:: Data section

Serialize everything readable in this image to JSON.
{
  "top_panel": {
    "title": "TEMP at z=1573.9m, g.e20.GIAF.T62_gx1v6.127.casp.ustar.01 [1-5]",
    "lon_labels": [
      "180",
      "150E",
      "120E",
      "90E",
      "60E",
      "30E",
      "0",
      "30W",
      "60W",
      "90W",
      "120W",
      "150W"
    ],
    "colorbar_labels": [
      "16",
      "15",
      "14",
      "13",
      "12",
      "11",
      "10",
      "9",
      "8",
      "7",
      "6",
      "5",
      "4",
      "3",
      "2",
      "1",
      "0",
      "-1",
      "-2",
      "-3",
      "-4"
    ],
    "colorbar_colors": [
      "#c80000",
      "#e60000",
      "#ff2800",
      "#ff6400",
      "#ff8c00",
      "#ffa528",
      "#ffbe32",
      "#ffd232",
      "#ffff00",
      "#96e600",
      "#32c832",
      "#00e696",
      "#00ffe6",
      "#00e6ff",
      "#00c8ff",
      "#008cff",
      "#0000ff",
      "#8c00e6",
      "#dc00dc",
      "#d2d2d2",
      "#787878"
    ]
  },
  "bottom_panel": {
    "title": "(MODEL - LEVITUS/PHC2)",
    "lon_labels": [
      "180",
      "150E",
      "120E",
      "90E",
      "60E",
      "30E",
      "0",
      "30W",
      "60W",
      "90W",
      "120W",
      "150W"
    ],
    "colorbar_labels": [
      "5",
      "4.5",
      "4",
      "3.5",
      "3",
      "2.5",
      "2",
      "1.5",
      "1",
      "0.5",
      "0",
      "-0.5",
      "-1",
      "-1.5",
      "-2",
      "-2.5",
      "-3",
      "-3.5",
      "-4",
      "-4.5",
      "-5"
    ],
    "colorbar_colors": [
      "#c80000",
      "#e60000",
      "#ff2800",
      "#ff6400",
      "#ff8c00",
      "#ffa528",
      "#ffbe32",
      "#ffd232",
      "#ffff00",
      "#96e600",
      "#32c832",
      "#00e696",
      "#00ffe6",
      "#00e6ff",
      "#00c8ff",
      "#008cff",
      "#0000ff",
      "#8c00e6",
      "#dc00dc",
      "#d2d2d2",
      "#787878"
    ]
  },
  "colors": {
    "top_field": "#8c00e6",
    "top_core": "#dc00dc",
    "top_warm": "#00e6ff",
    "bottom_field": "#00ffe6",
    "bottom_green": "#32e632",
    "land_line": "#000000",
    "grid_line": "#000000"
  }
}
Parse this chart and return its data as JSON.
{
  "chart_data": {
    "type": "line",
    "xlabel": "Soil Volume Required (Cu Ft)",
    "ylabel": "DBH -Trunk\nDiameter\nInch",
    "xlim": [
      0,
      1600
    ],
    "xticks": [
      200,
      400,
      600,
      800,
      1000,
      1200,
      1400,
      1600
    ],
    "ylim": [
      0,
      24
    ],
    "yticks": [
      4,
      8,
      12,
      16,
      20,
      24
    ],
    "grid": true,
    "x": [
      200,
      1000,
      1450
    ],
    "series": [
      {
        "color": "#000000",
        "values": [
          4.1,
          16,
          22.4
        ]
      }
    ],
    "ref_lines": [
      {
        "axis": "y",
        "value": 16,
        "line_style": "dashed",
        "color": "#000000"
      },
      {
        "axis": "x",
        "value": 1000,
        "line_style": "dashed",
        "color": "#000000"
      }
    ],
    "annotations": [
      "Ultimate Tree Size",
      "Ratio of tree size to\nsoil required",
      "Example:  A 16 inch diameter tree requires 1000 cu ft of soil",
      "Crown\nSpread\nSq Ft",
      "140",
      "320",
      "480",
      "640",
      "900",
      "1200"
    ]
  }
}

::::

Write the entries again, exactly as they stand.

### Answer to this exercise
Serialize everything readable in this image to JSON.
{
  "top_panel": {
    "title": "TEMP at z=1573.9m, g.e20.GIAF.T62_gx1v6.127.casp.ustar.01 [1-5]",
    "lon_labels": [
      "180",
      "150E",
      "120E",
      "90E",
      "60E",
      "30E",
      "0",
      "30W",
      "60W",
      "90W",
      "120W",
      "150W"
    ],
    "colorbar_labels": [
      "16",
      "15",
      "14",
      "13",
      "12",
      "11",
      "10",
      "9",
      "8",
      "7",
      "6",
      "5",
      "4",
      "3",
      "2",
      "1",
      "0",
      "-1",
      "-2",
      "-3",
      "-4"
    ],
    "colorbar_colors": [
      "#c80000",
      "#e60000",
      "#ff2800",
      "#ff6400",
      "#ff8c00",
      "#ffa528",
      "#ffbe32",
      "#ffd232",
      "#ffff00",
      "#96e600",
      "#32c832",
      "#00e696",
      "#00ffe6",
      "#00e6ff",
      "#00c8ff",
      "#008cff",
      "#0000ff",
      "#8c00e6",
      "#dc00dc",
      "#d2d2d2",
      "#787878"
    ]
  },
  "bottom_panel": {
    "title": "(MODEL - LEVITUS/PHC2)",
    "lon_labels": [
      "180",
      "150E",
      "120E",
      "90E",
      "60E",
      "30E",
      "0",
      "30W",
      "60W",
      "90W",
      "120W",
      "150W"
    ],
    "colorbar_labels": [
      "5",
      "4.5",
      "4",
      "3.5",
      "3",
      "2.5",
      "2",
      "1.5",
      "1",
      "0.5",
      "0",
      "-0.5",
      "-1",
      "-1.5",
      "-2",
      "-2.5",
      "-3",
      "-3.5",
      "-4",
      "-4.5",
      "-5"
    ],
    "colorbar_colors": [
      "#c80000",
      "#e60000",
      "#ff2800",
      "#ff6400",
      "#ff8c00",
      "#ffa528",
      "#ffbe32",
      "#ffd232",
      "#ffff00",
      "#96e600",
      "#32c832",
      "#00e696",
      "#00ffe6",
      "#00e6ff",
      "#00c8ff",
      "#008cff",
      "#0000ff",
      "#8c00e6",
      "#dc00dc",
      "#d2d2d2",
      "#787878"
    ]
  },
  "colors": {
    "top_field": "#8c00e6",
    "top_core": "#dc00dc",
    "top_warm": "#00e6ff",
    "bottom_field": "#00ffe6",
    "bottom_green": "#32e632",
    "land_line": "#000000",
    "grid_line": "#000000"
  }
}
Parse this chart and return its data as JSON.
{
  "chart_data": {
    "type": "line",
    "xlabel": "Soil Volume Required (Cu Ft)",
    "ylabel": "DBH -Trunk\nDiameter\nInch",
    "xlim": [
      0,
      1600
    ],
    "xticks": [
      200,
      400,
      600,
      800,
      1000,
      1200,
      1400,
      1600
    ],
    "ylim": [
      0,
      24
    ],
    "yticks": [
      4,
      8,
      12,
      16,
      20,
      24
    ],
    "grid": true,
    "x": [
      200,
      1000,
      1450
    ],
    "series": [
      {
        "color": "#000000",
        "values": [
          4.1,
          16,
          22.4
        ]
      }
    ],
    "ref_lines": [
      {
        "axis": "y",
        "value": 16,
        "line_style": "dashed",
        "color": "#000000"
      },
      {
        "axis": "x",
        "value": 1000,
        "line_style": "dashed",
        "color": "#000000"
      }
    ],
    "annotations": [
      "Ultimate Tree Size",
      "Ratio of tree size to\nsoil required",
      "Example:  A 16 inch diameter tree requires 1000 cu ft of soil",
      "Crown\nSpread\nSq Ft",
      "140",
      "320",
      "480",
      "640",
      "900",
      "1200"
    ]
  }
}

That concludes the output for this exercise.